== Dataset records ==

[start]

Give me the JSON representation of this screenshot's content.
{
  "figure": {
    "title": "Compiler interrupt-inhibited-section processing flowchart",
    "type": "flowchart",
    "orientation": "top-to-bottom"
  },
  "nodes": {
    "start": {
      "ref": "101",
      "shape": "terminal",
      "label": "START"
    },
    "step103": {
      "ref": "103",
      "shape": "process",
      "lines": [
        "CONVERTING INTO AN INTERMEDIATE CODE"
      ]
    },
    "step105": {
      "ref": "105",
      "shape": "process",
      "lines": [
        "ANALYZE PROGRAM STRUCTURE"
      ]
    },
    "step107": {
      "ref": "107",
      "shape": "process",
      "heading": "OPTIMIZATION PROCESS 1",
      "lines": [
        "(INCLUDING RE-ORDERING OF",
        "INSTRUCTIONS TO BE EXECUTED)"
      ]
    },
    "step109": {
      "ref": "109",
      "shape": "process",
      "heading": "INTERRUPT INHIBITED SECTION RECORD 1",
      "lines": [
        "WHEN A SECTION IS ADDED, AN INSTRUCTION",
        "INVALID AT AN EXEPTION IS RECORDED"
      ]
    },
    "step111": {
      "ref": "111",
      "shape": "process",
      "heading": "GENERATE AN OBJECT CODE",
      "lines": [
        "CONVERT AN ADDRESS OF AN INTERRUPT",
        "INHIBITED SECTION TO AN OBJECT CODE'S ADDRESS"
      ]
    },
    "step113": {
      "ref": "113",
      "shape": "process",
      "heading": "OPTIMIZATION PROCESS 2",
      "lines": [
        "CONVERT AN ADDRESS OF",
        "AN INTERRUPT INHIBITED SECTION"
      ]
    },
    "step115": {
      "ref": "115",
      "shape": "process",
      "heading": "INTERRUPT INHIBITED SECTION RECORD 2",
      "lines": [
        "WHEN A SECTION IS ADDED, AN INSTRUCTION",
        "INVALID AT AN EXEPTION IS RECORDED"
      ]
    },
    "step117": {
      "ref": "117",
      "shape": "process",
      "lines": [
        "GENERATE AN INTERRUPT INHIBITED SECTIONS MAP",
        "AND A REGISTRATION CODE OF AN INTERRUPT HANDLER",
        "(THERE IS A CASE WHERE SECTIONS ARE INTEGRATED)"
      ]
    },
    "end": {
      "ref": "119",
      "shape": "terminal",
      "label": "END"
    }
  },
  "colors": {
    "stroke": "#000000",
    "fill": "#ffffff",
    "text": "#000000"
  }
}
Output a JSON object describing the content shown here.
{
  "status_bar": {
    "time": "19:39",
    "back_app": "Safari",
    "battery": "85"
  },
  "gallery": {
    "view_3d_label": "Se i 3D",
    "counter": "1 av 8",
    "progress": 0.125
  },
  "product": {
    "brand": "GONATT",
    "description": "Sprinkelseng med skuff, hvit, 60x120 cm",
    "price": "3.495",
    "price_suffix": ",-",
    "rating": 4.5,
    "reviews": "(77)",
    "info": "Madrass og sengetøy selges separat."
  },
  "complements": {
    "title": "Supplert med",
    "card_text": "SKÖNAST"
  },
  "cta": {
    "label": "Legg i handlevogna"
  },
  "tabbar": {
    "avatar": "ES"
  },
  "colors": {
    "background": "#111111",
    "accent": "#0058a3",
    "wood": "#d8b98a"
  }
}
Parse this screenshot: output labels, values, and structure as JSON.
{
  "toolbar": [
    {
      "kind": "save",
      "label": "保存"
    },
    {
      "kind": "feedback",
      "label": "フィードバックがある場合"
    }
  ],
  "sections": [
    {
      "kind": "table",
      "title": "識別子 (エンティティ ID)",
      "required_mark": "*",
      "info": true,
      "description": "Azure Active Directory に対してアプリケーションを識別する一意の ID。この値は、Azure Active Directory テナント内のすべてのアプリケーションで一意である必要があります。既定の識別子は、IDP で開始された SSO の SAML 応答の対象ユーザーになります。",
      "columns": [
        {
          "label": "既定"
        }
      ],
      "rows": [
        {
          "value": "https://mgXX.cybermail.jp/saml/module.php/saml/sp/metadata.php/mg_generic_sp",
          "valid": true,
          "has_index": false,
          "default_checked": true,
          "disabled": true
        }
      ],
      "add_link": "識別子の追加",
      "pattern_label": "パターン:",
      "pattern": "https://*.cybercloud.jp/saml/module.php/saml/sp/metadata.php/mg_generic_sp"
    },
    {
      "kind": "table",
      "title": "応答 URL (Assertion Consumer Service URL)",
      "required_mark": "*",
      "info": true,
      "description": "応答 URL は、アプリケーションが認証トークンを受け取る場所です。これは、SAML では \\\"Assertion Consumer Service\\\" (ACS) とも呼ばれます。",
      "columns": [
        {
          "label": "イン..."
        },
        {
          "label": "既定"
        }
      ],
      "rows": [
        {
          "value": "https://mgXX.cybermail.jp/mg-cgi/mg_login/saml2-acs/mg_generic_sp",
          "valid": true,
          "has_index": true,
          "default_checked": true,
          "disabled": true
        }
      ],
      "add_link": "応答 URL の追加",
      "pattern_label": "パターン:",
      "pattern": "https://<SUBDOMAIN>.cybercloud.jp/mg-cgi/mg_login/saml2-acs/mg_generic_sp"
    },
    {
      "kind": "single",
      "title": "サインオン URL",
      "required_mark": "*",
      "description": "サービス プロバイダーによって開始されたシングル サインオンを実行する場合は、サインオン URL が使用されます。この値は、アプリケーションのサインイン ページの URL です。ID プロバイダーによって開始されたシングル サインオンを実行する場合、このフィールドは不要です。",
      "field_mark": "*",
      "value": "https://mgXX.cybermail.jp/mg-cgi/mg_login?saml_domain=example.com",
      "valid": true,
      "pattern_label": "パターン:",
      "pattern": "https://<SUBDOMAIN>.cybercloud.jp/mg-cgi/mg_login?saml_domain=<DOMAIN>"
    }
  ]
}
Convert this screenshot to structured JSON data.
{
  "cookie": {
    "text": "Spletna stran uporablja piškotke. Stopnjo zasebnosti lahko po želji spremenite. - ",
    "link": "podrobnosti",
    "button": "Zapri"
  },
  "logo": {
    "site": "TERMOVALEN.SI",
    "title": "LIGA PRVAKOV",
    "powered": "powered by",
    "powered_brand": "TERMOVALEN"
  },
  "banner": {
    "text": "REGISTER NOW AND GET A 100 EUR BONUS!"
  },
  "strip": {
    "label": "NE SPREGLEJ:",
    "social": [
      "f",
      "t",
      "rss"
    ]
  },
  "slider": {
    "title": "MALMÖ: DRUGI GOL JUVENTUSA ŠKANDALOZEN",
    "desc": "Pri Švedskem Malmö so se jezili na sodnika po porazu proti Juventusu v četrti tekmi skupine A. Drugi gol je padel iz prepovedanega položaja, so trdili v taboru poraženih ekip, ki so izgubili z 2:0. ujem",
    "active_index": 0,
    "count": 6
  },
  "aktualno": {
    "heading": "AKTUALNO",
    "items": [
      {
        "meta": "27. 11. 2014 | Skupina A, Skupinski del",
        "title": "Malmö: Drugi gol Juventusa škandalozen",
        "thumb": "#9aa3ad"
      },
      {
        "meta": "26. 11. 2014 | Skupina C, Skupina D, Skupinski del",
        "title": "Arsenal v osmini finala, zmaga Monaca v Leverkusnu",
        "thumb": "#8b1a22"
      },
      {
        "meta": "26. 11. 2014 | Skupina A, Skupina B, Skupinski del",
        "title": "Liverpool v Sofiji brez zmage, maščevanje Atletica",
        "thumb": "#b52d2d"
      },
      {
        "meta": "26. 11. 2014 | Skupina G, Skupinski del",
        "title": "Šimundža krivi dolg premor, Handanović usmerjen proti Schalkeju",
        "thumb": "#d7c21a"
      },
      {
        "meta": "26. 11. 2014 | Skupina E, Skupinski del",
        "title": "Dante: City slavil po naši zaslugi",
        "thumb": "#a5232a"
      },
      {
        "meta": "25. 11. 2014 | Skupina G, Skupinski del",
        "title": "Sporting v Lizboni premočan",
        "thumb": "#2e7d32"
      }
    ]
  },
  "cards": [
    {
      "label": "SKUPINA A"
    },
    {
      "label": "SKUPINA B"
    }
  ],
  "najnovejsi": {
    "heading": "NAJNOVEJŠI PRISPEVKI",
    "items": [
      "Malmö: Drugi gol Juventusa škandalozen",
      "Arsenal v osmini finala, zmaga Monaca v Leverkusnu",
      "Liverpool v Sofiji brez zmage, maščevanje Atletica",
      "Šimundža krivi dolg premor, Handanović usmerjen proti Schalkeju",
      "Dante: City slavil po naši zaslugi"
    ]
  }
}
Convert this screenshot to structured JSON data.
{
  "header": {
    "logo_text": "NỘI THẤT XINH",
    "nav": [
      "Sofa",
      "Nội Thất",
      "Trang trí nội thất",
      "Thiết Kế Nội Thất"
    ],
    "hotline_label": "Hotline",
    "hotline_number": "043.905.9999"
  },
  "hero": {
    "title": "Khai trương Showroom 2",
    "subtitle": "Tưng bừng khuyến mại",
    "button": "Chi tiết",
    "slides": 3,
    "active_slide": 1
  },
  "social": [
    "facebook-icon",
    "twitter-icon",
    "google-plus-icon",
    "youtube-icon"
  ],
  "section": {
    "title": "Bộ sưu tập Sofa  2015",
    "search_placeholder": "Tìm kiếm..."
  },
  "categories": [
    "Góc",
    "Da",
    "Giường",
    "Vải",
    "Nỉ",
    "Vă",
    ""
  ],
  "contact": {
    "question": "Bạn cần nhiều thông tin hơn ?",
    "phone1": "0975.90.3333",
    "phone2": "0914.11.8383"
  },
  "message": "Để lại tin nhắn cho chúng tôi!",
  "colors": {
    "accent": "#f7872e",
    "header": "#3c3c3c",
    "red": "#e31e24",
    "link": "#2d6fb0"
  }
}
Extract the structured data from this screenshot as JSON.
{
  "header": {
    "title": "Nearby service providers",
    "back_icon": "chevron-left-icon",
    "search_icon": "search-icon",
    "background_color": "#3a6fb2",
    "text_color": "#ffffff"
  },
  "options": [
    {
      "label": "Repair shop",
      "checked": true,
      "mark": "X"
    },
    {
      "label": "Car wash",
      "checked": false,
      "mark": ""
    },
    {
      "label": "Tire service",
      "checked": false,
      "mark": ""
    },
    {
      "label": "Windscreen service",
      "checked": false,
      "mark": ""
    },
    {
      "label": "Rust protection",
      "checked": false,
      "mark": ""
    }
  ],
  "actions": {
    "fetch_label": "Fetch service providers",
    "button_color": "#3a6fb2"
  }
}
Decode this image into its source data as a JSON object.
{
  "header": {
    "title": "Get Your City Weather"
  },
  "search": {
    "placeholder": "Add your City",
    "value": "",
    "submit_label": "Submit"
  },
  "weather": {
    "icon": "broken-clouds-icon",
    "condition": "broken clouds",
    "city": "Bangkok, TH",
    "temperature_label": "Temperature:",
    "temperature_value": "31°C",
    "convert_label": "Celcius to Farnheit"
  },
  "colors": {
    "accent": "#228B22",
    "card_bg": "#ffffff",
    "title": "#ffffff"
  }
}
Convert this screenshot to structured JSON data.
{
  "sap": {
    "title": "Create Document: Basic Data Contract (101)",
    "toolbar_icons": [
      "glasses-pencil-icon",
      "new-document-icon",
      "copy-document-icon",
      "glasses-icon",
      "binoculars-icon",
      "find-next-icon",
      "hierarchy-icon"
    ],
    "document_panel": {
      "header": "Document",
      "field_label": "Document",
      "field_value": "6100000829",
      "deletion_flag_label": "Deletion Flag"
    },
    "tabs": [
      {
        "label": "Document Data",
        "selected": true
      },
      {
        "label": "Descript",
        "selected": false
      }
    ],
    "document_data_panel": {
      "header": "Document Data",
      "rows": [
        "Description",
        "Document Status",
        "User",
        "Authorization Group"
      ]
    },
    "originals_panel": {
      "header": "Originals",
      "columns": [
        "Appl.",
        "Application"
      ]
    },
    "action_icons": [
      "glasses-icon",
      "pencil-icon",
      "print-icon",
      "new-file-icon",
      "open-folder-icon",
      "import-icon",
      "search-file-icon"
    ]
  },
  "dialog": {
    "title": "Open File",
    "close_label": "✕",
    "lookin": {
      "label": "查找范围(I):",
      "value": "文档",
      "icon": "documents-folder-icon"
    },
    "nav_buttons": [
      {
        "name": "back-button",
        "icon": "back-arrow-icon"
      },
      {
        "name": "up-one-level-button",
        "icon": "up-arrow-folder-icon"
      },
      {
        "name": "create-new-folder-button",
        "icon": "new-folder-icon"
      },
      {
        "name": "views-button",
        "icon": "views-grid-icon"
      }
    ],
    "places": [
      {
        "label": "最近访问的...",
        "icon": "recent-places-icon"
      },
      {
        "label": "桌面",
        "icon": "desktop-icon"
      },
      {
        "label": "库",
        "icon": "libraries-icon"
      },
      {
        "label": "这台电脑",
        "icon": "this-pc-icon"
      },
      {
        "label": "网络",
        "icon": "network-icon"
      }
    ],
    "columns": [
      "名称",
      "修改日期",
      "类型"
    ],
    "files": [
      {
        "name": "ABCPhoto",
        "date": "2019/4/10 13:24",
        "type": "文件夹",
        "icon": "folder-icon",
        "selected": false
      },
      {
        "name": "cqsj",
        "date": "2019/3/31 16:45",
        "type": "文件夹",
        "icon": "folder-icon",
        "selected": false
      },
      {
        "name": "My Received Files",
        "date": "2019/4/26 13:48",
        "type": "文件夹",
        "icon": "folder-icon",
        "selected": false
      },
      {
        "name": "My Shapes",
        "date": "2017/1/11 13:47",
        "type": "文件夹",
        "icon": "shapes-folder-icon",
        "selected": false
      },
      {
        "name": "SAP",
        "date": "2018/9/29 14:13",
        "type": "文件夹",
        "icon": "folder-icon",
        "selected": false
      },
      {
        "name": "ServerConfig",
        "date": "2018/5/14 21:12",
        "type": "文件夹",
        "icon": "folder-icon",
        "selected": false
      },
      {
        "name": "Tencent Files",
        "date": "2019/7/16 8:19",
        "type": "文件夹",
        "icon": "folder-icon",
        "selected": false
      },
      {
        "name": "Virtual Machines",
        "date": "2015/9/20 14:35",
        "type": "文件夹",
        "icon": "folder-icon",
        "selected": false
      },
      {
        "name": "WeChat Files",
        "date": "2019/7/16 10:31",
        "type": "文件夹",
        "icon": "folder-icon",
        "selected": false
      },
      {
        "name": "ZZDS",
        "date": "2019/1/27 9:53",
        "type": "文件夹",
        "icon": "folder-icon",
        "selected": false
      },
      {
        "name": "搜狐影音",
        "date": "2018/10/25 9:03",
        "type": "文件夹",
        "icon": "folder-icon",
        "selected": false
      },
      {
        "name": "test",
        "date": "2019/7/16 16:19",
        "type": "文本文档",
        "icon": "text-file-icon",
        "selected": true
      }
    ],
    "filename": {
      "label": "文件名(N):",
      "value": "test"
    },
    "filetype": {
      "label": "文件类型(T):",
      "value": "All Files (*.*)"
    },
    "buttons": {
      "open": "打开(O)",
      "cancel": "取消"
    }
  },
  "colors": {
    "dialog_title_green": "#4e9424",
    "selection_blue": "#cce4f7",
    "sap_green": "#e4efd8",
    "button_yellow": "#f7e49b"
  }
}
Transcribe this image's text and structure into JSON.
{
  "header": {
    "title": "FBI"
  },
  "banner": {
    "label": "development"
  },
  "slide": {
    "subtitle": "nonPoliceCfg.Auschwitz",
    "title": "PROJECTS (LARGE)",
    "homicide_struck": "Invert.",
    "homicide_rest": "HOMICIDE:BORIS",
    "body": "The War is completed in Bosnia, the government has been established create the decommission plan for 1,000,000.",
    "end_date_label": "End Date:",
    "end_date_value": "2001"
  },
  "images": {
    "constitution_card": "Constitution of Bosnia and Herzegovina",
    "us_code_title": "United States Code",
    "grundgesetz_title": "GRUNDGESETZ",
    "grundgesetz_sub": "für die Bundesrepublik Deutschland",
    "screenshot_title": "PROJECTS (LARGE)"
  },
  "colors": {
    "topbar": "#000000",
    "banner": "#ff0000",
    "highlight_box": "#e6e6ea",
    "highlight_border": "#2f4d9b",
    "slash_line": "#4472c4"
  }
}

[end]

Return only those lines of the records that contain the string "SUBDOMAIN".

== Solution to this task ==
      "pattern": "https://<SUBDOMAIN>.cybercloud.jp/mg-cgi/mg_login/saml2-acs/mg_generic_sp"
      "pattern": "https://<SUBDOMAIN>.cybercloud.jp/mg-cgi/mg_login?saml_domain=<DOMAIN>"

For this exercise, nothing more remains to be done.